* [Directive] Please give the entries again in full and exactly, without any picture.

● ● ● ● ●

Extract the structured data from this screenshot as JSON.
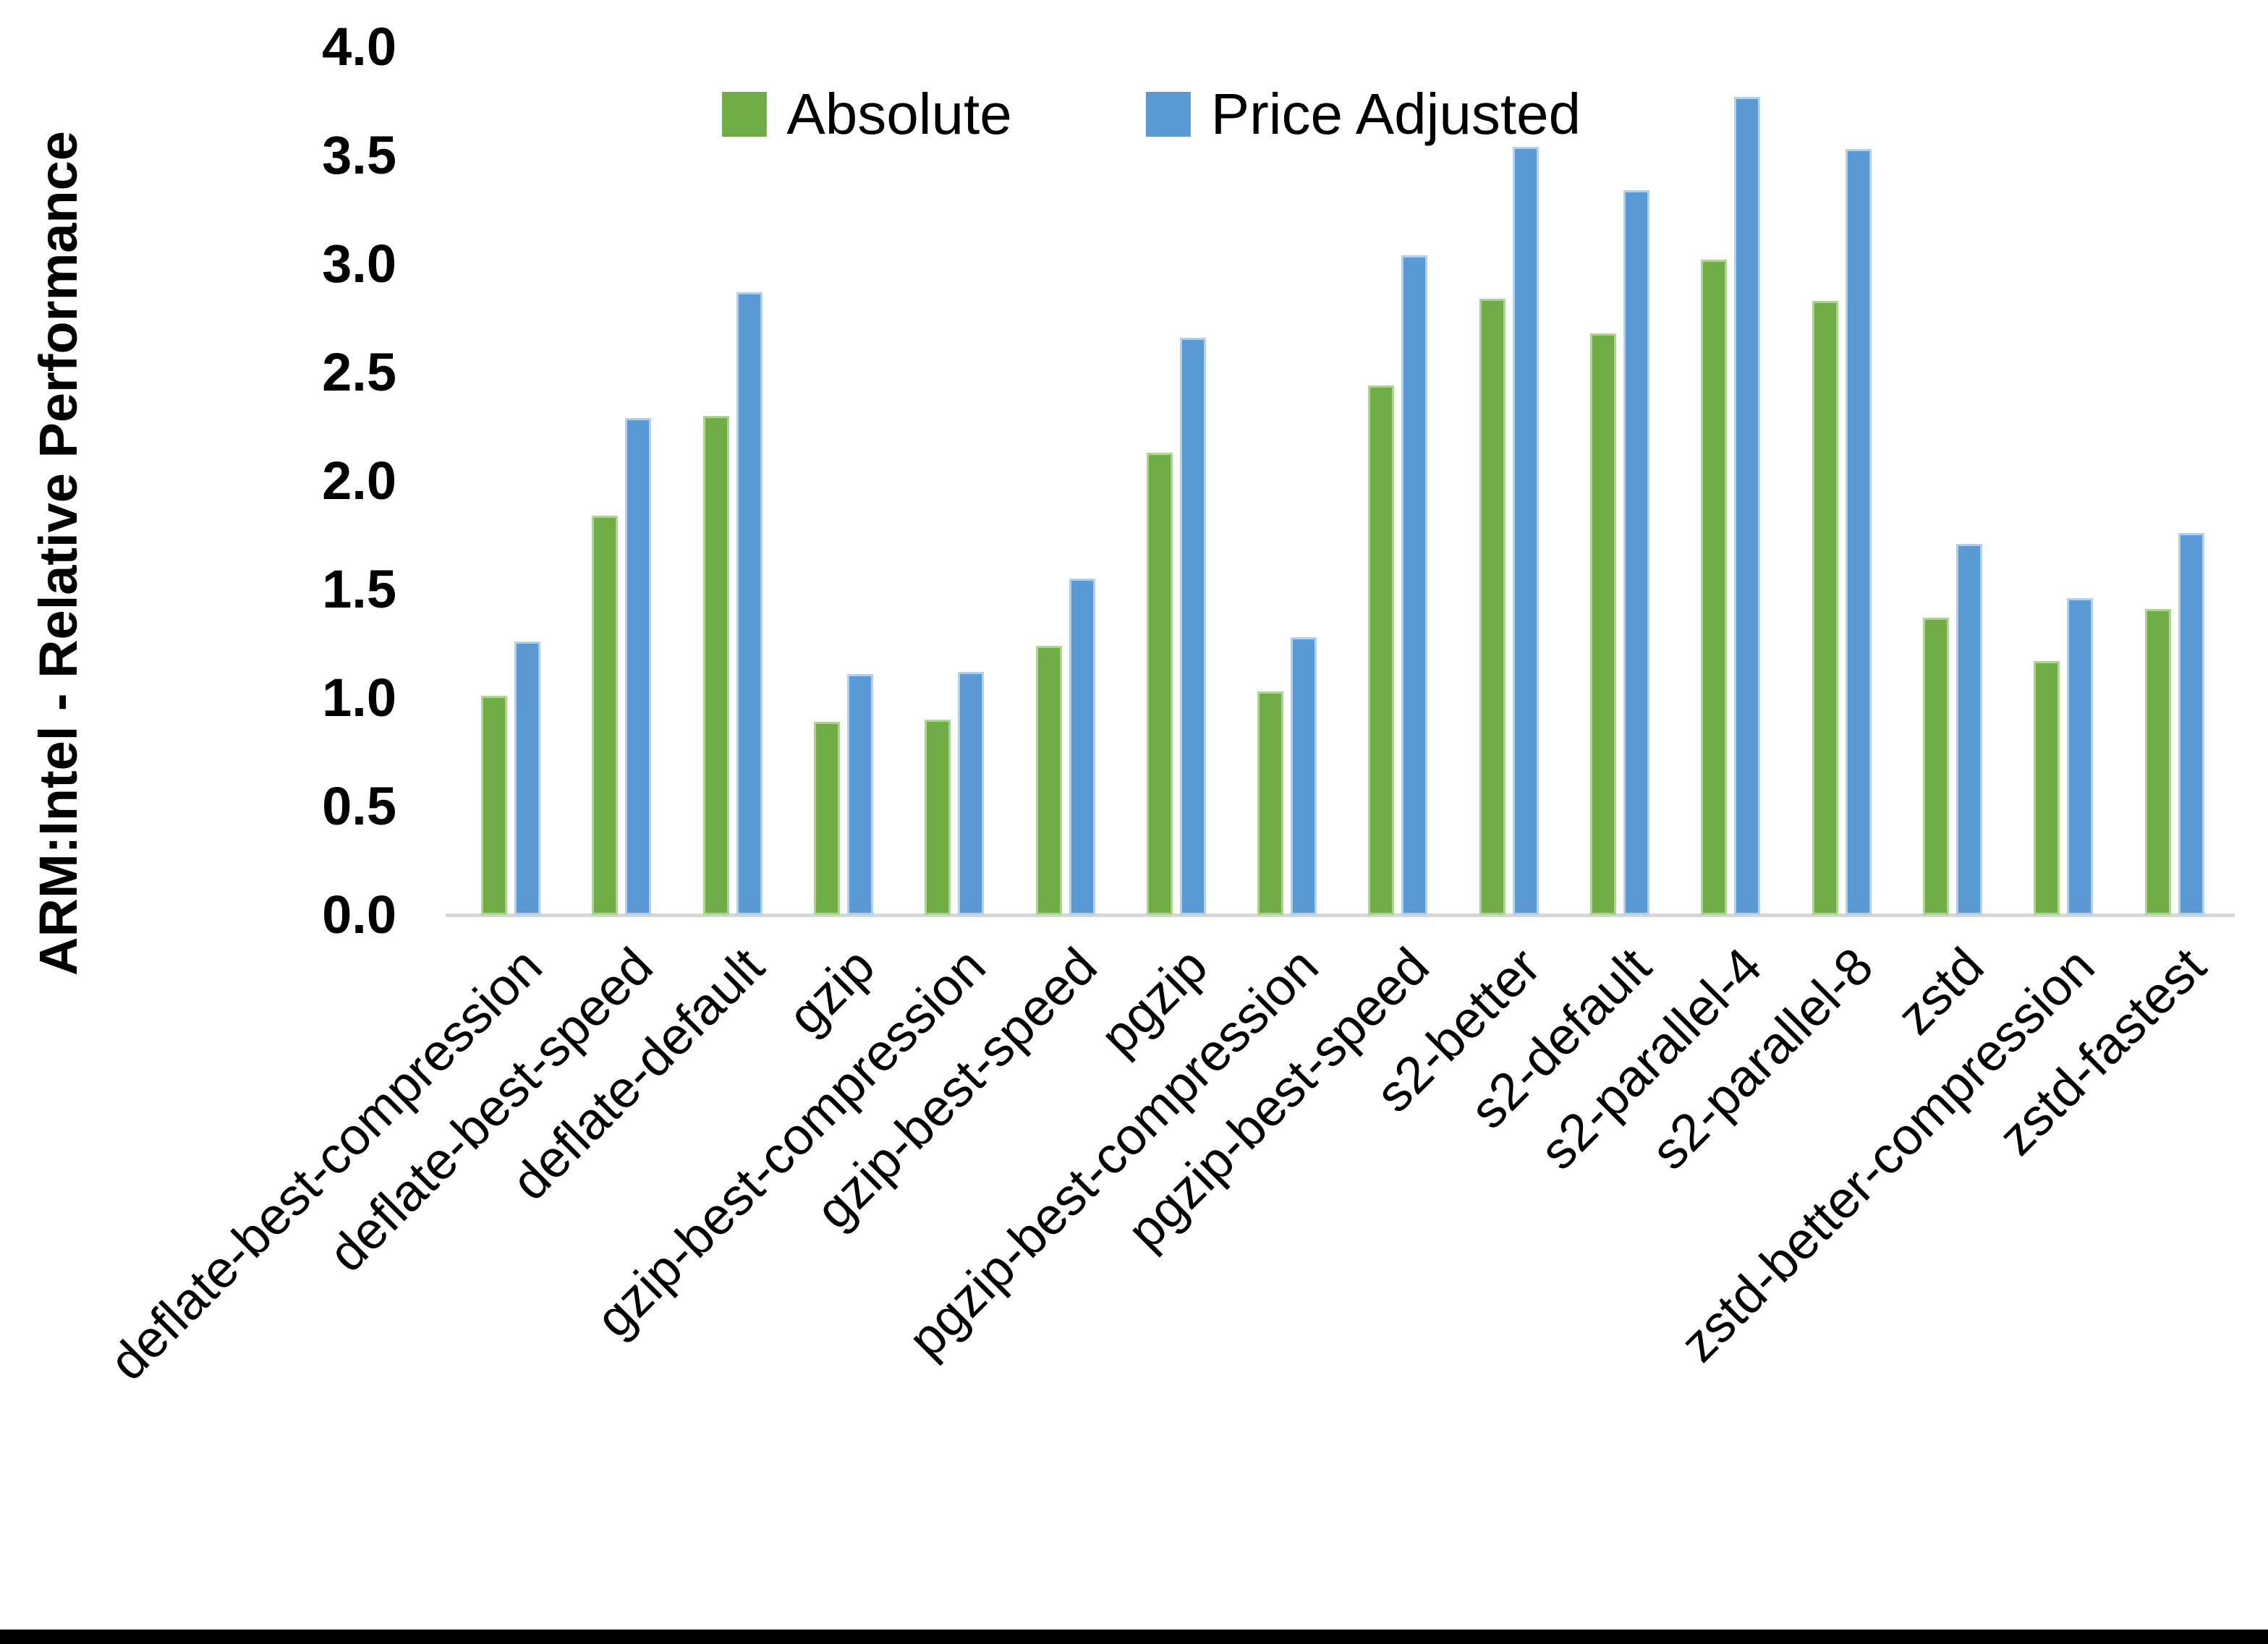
{
  "chart_data": {
    "type": "bar",
    "title": "",
    "ylabel": "ARM:Intel - Relative Performance",
    "xlabel": "",
    "ylim": [
      0.0,
      4.0
    ],
    "ytick_step": 0.5,
    "yticks": [
      "4.0",
      "3.5",
      "3.0",
      "2.5",
      "2.0",
      "1.5",
      "1.0",
      "0.5",
      "0.0"
    ],
    "grid": false,
    "legend_position": "top-center",
    "axis_line_color": "#d6d6d6",
    "categories": [
      "deflate-best-compression",
      "deflate-best-speed",
      "deflate-default",
      "gzip",
      "gzip-best-compression",
      "gzip-best-speed",
      "pgzip",
      "pgzip-best-compression",
      "pgzip-best-speed",
      "s2-better",
      "s2-default",
      "s2-parallel-4",
      "s2-parallel-8",
      "zstd",
      "zstd-better-compression",
      "zstd-fastest"
    ],
    "series": [
      {
        "name": "Absolute",
        "color": "#70AD47",
        "values": [
          1.01,
          1.84,
          2.3,
          0.89,
          0.9,
          1.24,
          2.13,
          1.03,
          2.44,
          2.84,
          2.68,
          3.02,
          2.83,
          1.37,
          1.17,
          1.41
        ]
      },
      {
        "name": "Price Adjusted",
        "color": "#5B9BD5",
        "values": [
          1.26,
          2.29,
          2.87,
          1.11,
          1.12,
          1.55,
          2.66,
          1.28,
          3.04,
          3.54,
          3.34,
          3.77,
          3.53,
          1.71,
          1.46,
          1.76
        ]
      }
    ]
  }
}
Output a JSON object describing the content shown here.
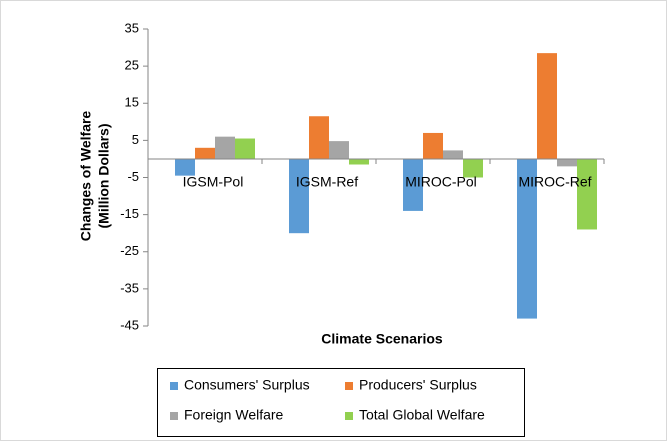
{
  "chart_data": {
    "type": "bar",
    "x_label": "Climate Scenarios",
    "y_label": [
      "Changes of Welfare",
      "(Million Dollars)"
    ],
    "categories": [
      "IGSM-Pol",
      "IGSM-Ref",
      "MIROC-Pol",
      "MIROC-Ref"
    ],
    "series": [
      {
        "name": "Consumers' Surplus",
        "color": "#5b9bd5",
        "values": [
          -4.5,
          -20,
          -14,
          -43
        ]
      },
      {
        "name": "Producers' Surplus",
        "color": "#ed7d31",
        "values": [
          3,
          11.5,
          7,
          28.5
        ]
      },
      {
        "name": "Foreign Welfare",
        "color": "#a5a5a5",
        "values": [
          6,
          4.8,
          2.3,
          -2
        ]
      },
      {
        "name": "Total Global Welfare",
        "color": "#92d050",
        "values": [
          5.5,
          -1.5,
          -5,
          -19
        ]
      }
    ],
    "ylim": [
      -45,
      35
    ],
    "yticks": [
      -45,
      -35,
      -25,
      -15,
      -5,
      5,
      15,
      25,
      35
    ],
    "grid": false,
    "legend": "bottom"
  }
}
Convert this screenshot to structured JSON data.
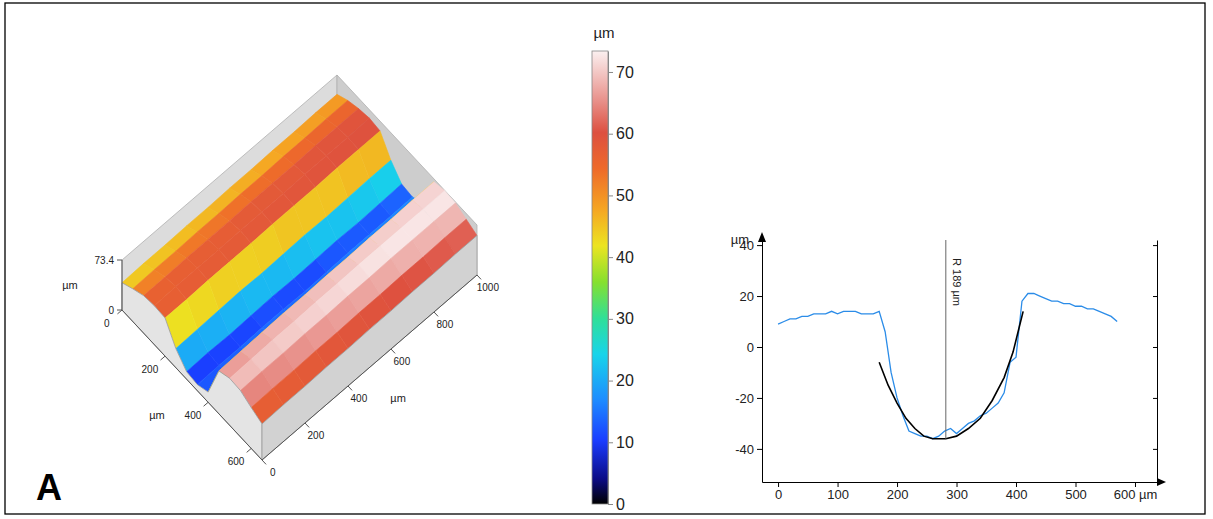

● ● ● ● ●

* [The answer]
Extract the structured data from this screenshot as JSON.
{
  "chart_data": {
    "type": "bar",
    "title": "",
    "ylabel": "ARM:Intel - Relative Performance",
    "xlabel": "",
    "ylim": [
      0.0,
      4.0
    ],
    "ytick_step": 0.5,
    "yticks": [
      "4.0",
      "3.5",
      "3.0",
      "2.5",
      "2.0",
      "1.5",
      "1.0",
      "0.5",
      "0.0"
    ],
    "grid": false,
    "legend_position": "top-center",
    "axis_line_color": "#d6d6d6",
    "categories": [
      "deflate-best-compression",
      "deflate-best-speed",
      "deflate-default",
      "gzip",
      "gzip-best-compression",
      "gzip-best-speed",
      "pgzip",
      "pgzip-best-compression",
      "pgzip-best-speed",
      "s2-better",
      "s2-default",
      "s2-parallel-4",
      "s2-parallel-8",
      "zstd",
      "zstd-better-compression",
      "zstd-fastest"
    ],
    "series": [
      {
        "name": "Absolute",
        "color": "#70AD47",
        "values": [
          1.01,
          1.84,
          2.3,
          0.89,
          0.9,
          1.24,
          2.13,
          1.03,
          2.44,
          2.84,
          2.68,
          3.02,
          2.83,
          1.37,
          1.17,
          1.41
        ]
      },
      {
        "name": "Price Adjusted",
        "color": "#5B9BD5",
        "values": [
          1.26,
          2.29,
          2.87,
          1.11,
          1.12,
          1.55,
          2.66,
          1.28,
          3.04,
          3.54,
          3.34,
          3.77,
          3.53,
          1.71,
          1.46,
          1.76
        ]
      }
    ]
  }
}
Output a JSON object describing the content shown here.
{
  "chart_data": {
    "type": "bar",
    "x_label": "Climate Scenarios",
    "y_label": [
      "Changes of Welfare",
      "(Million Dollars)"
    ],
    "categories": [
      "IGSM-Pol",
      "IGSM-Ref",
      "MIROC-Pol",
      "MIROC-Ref"
    ],
    "series": [
      {
        "name": "Consumers' Surplus",
        "color": "#5b9bd5",
        "values": [
          -4.5,
          -20,
          -14,
          -43
        ]
      },
      {
        "name": "Producers' Surplus",
        "color": "#ed7d31",
        "values": [
          3,
          11.5,
          7,
          28.5
        ]
      },
      {
        "name": "Foreign Welfare",
        "color": "#a5a5a5",
        "values": [
          6,
          4.8,
          2.3,
          -2
        ]
      },
      {
        "name": "Total Global Welfare",
        "color": "#92d050",
        "values": [
          5.5,
          -1.5,
          -5,
          -19
        ]
      }
    ],
    "ylim": [
      -45,
      35
    ],
    "yticks": [
      -45,
      -35,
      -25,
      -15,
      -5,
      5,
      15,
      25,
      35
    ],
    "grid": false,
    "legend": "bottom"
  }
}
Convert this screenshot to structured JSON data.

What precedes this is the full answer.